YOUR OBJECTIVE: Print the rows below exactly as they appear, from the first line through the line containing "street-label: Bryant St [1125, 622, 1141, 682]", inclusive.
● ● ●
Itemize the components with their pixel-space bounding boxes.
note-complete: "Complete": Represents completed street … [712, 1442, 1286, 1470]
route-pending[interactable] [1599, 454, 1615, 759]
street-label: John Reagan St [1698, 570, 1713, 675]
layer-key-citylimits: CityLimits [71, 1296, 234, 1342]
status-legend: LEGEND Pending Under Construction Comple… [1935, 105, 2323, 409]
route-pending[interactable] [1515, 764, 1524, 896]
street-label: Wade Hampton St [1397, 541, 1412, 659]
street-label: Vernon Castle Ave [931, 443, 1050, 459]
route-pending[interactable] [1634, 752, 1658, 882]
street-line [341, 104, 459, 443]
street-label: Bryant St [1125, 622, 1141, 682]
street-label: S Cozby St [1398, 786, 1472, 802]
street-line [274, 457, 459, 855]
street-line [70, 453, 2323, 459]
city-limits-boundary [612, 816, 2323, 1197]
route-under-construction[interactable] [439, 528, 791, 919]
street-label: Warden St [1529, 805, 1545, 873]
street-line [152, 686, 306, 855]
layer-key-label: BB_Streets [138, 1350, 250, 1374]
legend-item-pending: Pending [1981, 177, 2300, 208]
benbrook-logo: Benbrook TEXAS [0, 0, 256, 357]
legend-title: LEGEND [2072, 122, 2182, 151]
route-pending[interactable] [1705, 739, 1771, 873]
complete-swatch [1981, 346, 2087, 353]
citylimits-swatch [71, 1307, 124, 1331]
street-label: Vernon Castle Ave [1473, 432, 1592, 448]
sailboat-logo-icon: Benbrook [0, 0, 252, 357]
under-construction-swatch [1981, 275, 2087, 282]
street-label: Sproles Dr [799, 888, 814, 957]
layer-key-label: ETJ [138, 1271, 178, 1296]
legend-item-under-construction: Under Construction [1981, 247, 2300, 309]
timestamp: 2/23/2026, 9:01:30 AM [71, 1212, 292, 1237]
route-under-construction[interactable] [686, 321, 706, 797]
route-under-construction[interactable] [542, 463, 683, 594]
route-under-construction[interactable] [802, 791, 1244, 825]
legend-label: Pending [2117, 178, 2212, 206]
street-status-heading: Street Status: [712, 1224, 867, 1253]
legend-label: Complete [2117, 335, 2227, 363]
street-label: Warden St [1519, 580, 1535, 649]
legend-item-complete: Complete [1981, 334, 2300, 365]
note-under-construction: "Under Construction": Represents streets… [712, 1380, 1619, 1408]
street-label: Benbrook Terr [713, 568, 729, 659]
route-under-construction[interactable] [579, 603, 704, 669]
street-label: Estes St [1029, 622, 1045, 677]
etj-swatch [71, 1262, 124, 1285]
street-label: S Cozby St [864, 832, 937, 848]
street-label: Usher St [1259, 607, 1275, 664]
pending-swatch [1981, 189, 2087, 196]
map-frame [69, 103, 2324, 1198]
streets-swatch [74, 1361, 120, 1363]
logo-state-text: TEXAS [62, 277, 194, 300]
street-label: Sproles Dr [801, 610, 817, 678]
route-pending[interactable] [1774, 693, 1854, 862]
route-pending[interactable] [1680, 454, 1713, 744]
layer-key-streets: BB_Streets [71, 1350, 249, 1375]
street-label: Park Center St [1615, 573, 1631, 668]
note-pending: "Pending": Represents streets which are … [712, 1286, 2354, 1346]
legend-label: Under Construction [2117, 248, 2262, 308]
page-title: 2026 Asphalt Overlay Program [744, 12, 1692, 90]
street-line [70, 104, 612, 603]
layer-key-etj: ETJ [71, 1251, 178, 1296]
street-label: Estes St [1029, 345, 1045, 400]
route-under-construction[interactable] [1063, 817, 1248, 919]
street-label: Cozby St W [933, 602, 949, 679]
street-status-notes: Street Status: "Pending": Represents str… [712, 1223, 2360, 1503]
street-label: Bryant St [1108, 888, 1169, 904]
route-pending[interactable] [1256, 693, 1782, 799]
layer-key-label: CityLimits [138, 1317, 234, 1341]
● ● ●
ANSWER TO THE EXERCISE:
Itemize the components with their pixel-space bounding boxes.
note-complete: "Complete": Represents completed street … [712, 1442, 1286, 1470]
route-pending[interactable] [1599, 454, 1615, 759]
street-label: John Reagan St [1698, 570, 1713, 675]
layer-key-citylimits: CityLimits [71, 1296, 234, 1342]
status-legend: LEGEND Pending Under Construction Comple… [1935, 105, 2323, 409]
route-pending[interactable] [1515, 764, 1524, 896]
street-label: Wade Hampton St [1397, 541, 1412, 659]
street-label: Vernon Castle Ave [931, 443, 1050, 459]
route-pending[interactable] [1634, 752, 1658, 882]
street-line [341, 104, 459, 443]
street-label: Bryant St [1125, 622, 1141, 682]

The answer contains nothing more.